[GIVEN EXERCISE] Every record below should be printed exactly as given.

[DATASET RECORDS]
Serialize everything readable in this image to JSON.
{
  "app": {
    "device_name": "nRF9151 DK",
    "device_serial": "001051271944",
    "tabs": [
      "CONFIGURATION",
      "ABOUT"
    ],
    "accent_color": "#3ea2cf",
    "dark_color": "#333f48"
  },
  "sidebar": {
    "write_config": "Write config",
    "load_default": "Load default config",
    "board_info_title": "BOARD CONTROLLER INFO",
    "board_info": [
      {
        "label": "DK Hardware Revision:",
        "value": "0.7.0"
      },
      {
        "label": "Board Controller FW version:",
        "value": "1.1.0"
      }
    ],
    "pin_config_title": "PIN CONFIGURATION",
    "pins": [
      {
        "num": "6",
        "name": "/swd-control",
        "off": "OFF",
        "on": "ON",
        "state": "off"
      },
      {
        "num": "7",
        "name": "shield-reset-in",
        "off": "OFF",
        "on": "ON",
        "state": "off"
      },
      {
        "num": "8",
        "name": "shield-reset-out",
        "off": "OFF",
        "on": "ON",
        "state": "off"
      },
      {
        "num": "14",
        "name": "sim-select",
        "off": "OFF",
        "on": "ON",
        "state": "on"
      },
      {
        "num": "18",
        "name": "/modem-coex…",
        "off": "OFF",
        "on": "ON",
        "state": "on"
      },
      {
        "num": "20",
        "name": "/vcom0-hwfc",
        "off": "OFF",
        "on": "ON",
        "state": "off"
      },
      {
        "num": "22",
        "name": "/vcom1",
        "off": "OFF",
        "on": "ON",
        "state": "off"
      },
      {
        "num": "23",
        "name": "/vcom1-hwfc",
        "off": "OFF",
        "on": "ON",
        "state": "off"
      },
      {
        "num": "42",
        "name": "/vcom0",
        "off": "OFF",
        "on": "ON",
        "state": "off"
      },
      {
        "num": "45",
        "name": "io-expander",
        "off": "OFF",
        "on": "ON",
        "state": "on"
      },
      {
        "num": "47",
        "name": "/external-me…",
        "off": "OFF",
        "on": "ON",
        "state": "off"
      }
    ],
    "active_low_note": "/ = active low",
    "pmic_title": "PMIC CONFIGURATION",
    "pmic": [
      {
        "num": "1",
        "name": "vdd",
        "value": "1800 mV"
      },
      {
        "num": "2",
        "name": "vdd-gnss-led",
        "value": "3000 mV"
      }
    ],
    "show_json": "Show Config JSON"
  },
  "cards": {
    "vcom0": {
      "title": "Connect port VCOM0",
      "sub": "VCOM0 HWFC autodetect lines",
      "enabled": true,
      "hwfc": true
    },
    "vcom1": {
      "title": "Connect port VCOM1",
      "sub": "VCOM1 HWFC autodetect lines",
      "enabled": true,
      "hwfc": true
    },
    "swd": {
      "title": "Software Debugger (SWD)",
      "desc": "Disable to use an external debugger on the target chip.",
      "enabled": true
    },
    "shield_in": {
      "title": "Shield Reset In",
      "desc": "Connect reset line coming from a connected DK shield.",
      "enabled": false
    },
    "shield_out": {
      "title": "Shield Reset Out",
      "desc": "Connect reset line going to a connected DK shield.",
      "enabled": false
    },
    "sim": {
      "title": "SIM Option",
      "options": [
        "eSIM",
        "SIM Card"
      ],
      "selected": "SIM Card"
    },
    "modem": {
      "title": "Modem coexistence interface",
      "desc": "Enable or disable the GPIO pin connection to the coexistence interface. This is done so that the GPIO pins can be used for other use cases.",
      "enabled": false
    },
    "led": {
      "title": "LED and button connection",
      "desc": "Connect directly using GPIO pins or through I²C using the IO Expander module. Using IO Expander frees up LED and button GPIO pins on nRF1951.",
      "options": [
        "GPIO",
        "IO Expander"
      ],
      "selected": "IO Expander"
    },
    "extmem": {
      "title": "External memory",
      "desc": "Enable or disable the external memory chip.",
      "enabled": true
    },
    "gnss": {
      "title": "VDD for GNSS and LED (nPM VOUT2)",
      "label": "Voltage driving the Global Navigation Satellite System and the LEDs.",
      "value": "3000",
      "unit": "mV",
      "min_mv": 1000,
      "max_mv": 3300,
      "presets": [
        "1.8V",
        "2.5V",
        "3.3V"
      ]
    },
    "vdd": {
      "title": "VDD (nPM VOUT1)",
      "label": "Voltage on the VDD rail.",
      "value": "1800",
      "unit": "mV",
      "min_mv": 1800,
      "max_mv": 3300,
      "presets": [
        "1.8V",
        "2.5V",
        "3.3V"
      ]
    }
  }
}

[WRITTEN SOLUTION]
Serialize everything readable in this image to JSON.
{
  "app": {
    "device_name": "nRF9151 DK",
    "device_serial": "001051271944",
    "tabs": [
      "CONFIGURATION",
      "ABOUT"
    ],
    "accent_color": "#3ea2cf",
    "dark_color": "#333f48"
  },
  "sidebar": {
    "write_config": "Write config",
    "load_default": "Load default config",
    "board_info_title": "BOARD CONTROLLER INFO",
    "board_info": [
      {
        "label": "DK Hardware Revision:",
        "value": "0.7.0"
      },
      {
        "label": "Board Controller FW version:",
        "value": "1.1.0"
      }
    ],
    "pin_config_title": "PIN CONFIGURATION",
    "pins": [
      {
        "num": "6",
        "name": "/swd-control",
        "off": "OFF",
        "on": "ON",
        "state": "off"
      },
      {
        "num": "7",
        "name": "shield-reset-in",
        "off": "OFF",
        "on": "ON",
        "state": "off"
      },
      {
        "num": "8",
        "name": "shield-reset-out",
        "off": "OFF",
        "on": "ON",
        "state": "off"
      },
      {
        "num": "14",
        "name": "sim-select",
        "off": "OFF",
        "on": "ON",
        "state": "on"
      },
      {
        "num": "18",
        "name": "/modem-coex…",
        "off": "OFF",
        "on": "ON",
        "state": "on"
      },
      {
        "num": "20",
        "name": "/vcom0-hwfc",
        "off": "OFF",
        "on": "ON",
        "state": "off"
      },
      {
        "num": "22",
        "name": "/vcom1",
        "off": "OFF",
        "on": "ON",
        "state": "off"
      },
      {
        "num": "23",
        "name": "/vcom1-hwfc",
        "off": "OFF",
        "on": "ON",
        "state": "off"
      },
      {
        "num": "42",
        "name": "/vcom0",
        "off": "OFF",
        "on": "ON",
        "state": "off"
      },
      {
        "num": "45",
        "name": "io-expander",
        "off": "OFF",
        "on": "ON",
        "state": "on"
      },
      {
        "num": "47",
        "name": "/external-me…",
        "off": "OFF",
        "on": "ON",
        "state": "off"
      }
    ],
    "active_low_note": "/ = active low",
    "pmic_title": "PMIC CONFIGURATION",
    "pmic": [
      {
        "num": "1",
        "name": "vdd",
        "value": "1800 mV"
      },
      {
        "num": "2",
        "name": "vdd-gnss-led",
        "value": "3000 mV"
      }
    ],
    "show_json": "Show Config JSON"
  },
  "cards": {
    "vcom0": {
      "title": "Connect port VCOM0",
      "sub": "VCOM0 HWFC autodetect lines",
      "enabled": true,
      "hwfc": true
    },
    "vcom1": {
      "title": "Connect port VCOM1",
      "sub": "VCOM1 HWFC autodetect lines",
      "enabled": true,
      "hwfc": true
    },
    "swd": {
      "title": "Software Debugger (SWD)",
      "desc": "Disable to use an external debugger on the target chip.",
      "enabled": true
    },
    "shield_in": {
      "title": "Shield Reset In",
      "desc": "Connect reset line coming from a connected DK shield.",
      "enabled": false
    },
    "shield_out": {
      "title": "Shield Reset Out",
      "desc": "Connect reset line going to a connected DK shield.",
      "enabled": false
    },
    "sim": {
      "title": "SIM Option",
      "options": [
        "eSIM",
        "SIM Card"
      ],
      "selected": "SIM Card"
    },
    "modem": {
      "title": "Modem coexistence interface",
      "desc": "Enable or disable the GPIO pin connection to the coexistence interface. This is done so that the GPIO pins can be used for other use cases.",
      "enabled": false
    },
    "led": {
      "title": "LED and button connection",
      "desc": "Connect directly using GPIO pins or through I²C using the IO Expander module. Using IO Expander frees up LED and button GPIO pins on nRF1951.",
      "options": [
        "GPIO",
        "IO Expander"
      ],
      "selected": "IO Expander"
    },
    "extmem": {
      "title": "External memory",
      "desc": "Enable or disable the external memory chip.",
      "enabled": true
    },
    "gnss": {
      "title": "VDD for GNSS and LED (nPM VOUT2)",
      "label": "Voltage driving the Global Navigation Satellite System and the LEDs.",
      "value": "3000",
      "unit": "mV",
      "min_mv": 1000,
      "max_mv": 3300,
      "presets": [
        "1.8V",
        "2.5V",
        "3.3V"
      ]
    },
    "vdd": {
      "title": "VDD (nPM VOUT1)",
      "label": "Voltage on the VDD rail.",
      "value": "1800",
      "unit": "mV",
      "min_mv": 1800,
      "max_mv": 3300,
      "presets": [
        "1.8V",
        "2.5V",
        "3.3V"
      ]
    }
  }
}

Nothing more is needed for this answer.